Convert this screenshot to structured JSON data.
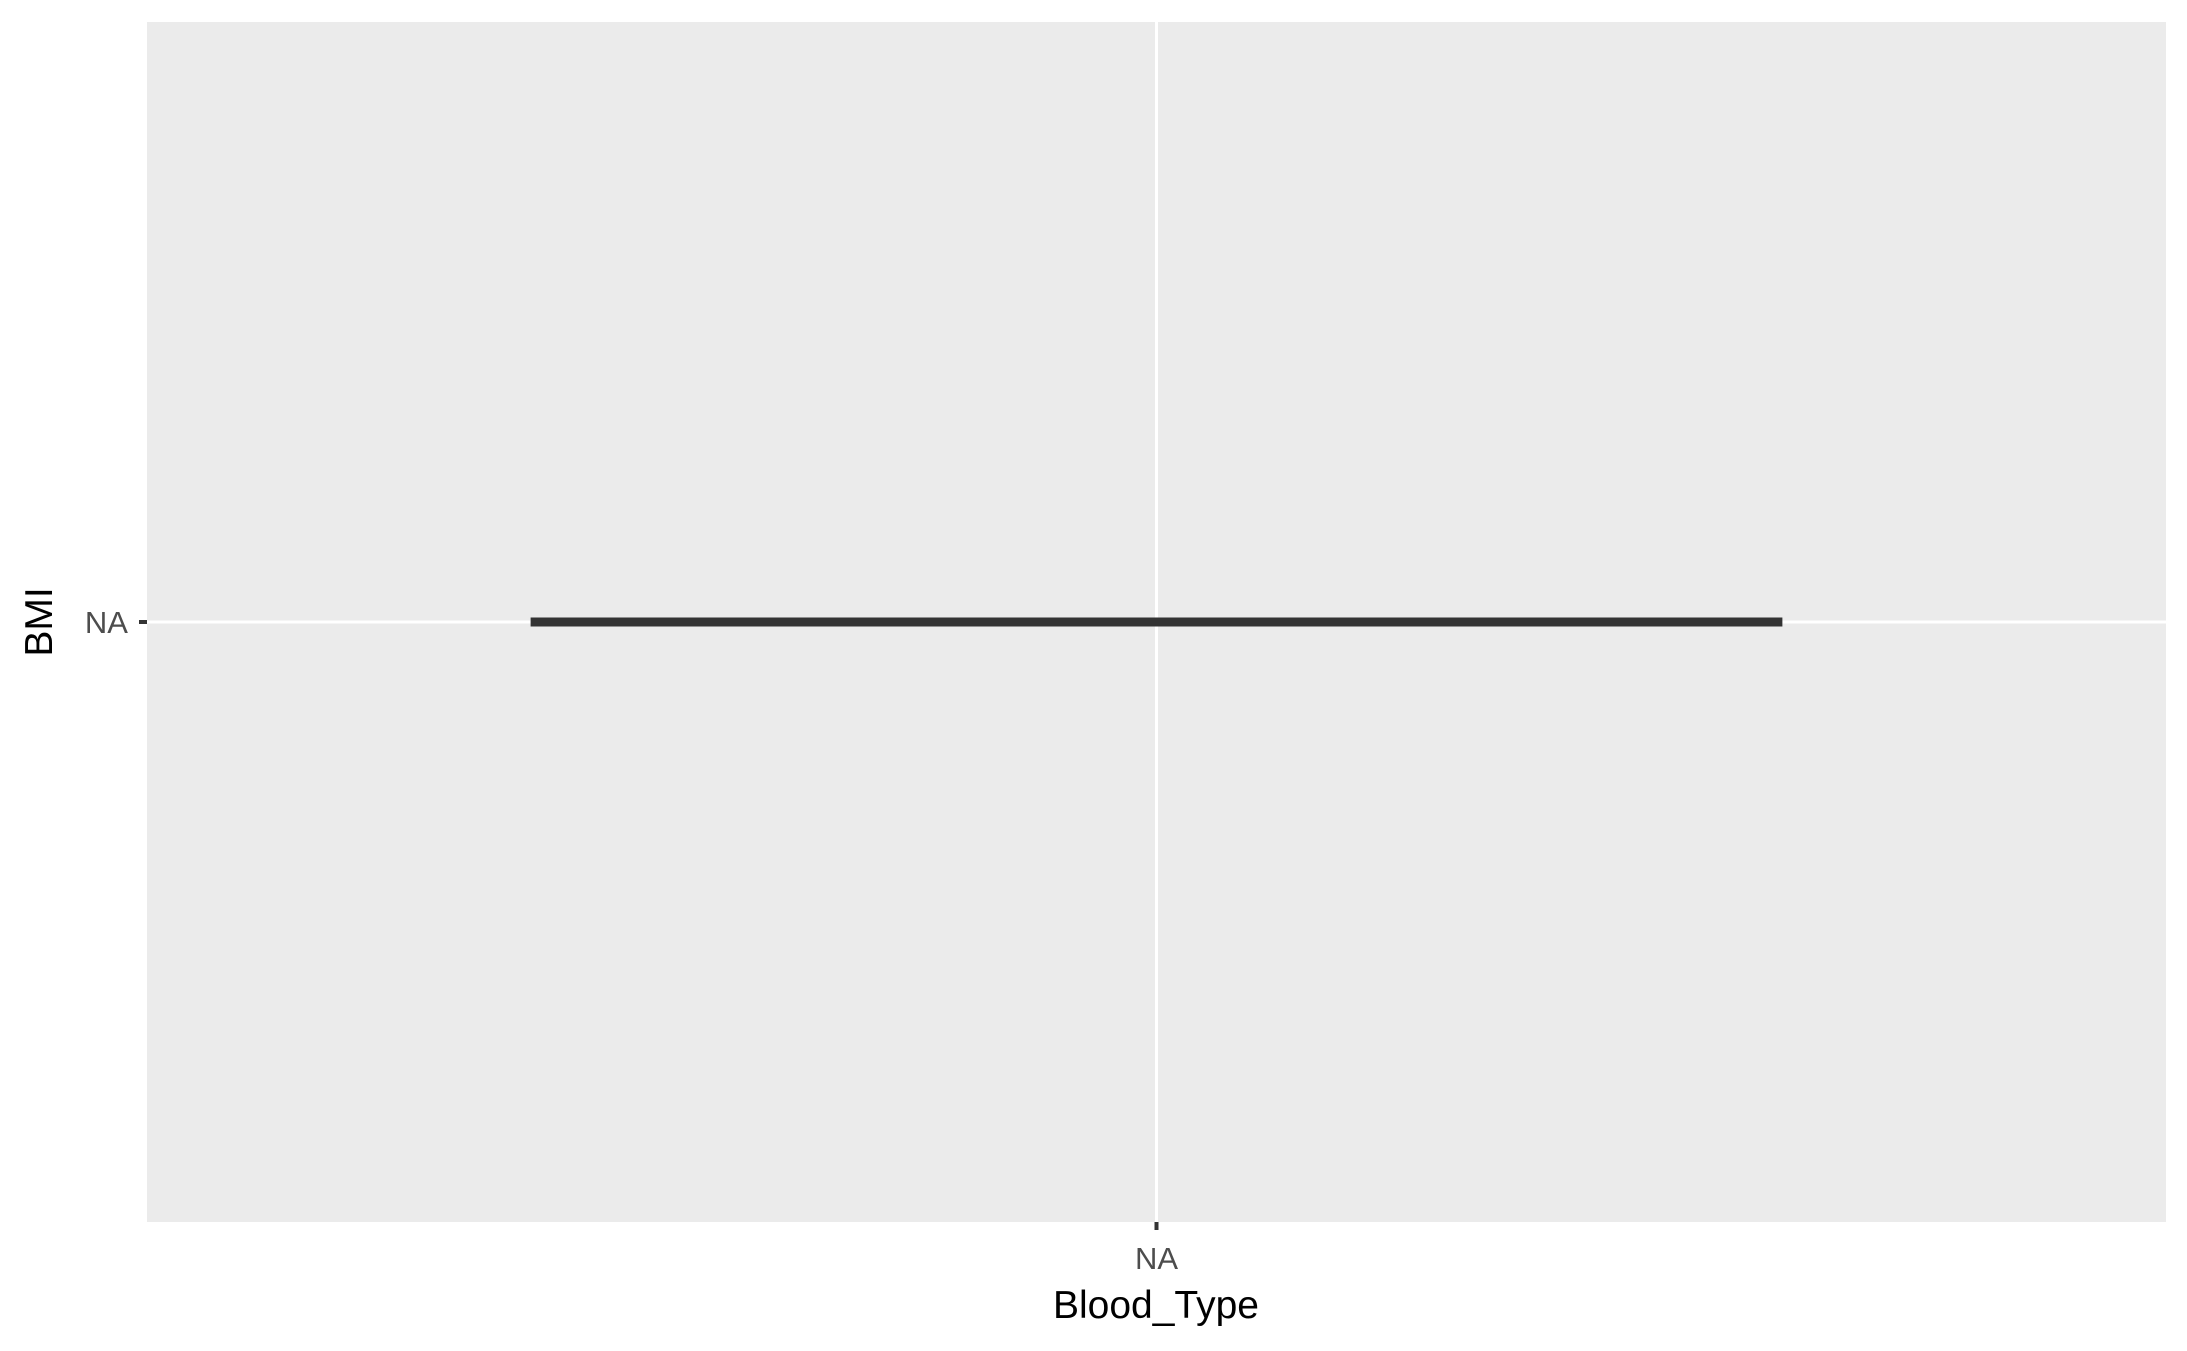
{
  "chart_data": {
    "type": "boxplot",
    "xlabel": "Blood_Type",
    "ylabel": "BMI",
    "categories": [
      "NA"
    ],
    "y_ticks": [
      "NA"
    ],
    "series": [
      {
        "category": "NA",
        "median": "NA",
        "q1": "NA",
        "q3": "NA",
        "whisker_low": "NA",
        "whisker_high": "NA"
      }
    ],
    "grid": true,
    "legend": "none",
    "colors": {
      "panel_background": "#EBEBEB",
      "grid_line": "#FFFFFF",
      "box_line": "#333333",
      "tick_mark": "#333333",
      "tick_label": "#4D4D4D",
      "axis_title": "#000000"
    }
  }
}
+++
From the entries above, output every line exactly and omit any image.

Convert this screenshot to structured JSON data.
{
  "chart_data": {
    "type": "boxplot",
    "xlabel": "Blood_Type",
    "ylabel": "BMI",
    "categories": [
      "NA"
    ],
    "y_ticks": [
      "NA"
    ],
    "series": [
      {
        "category": "NA",
        "median": "NA",
        "q1": "NA",
        "q3": "NA",
        "whisker_low": "NA",
        "whisker_high": "NA"
      }
    ],
    "grid": true,
    "legend": "none",
    "colors": {
      "panel_background": "#EBEBEB",
      "grid_line": "#FFFFFF",
      "box_line": "#333333",
      "tick_mark": "#333333",
      "tick_label": "#4D4D4D",
      "axis_title": "#000000"
    }
  }
}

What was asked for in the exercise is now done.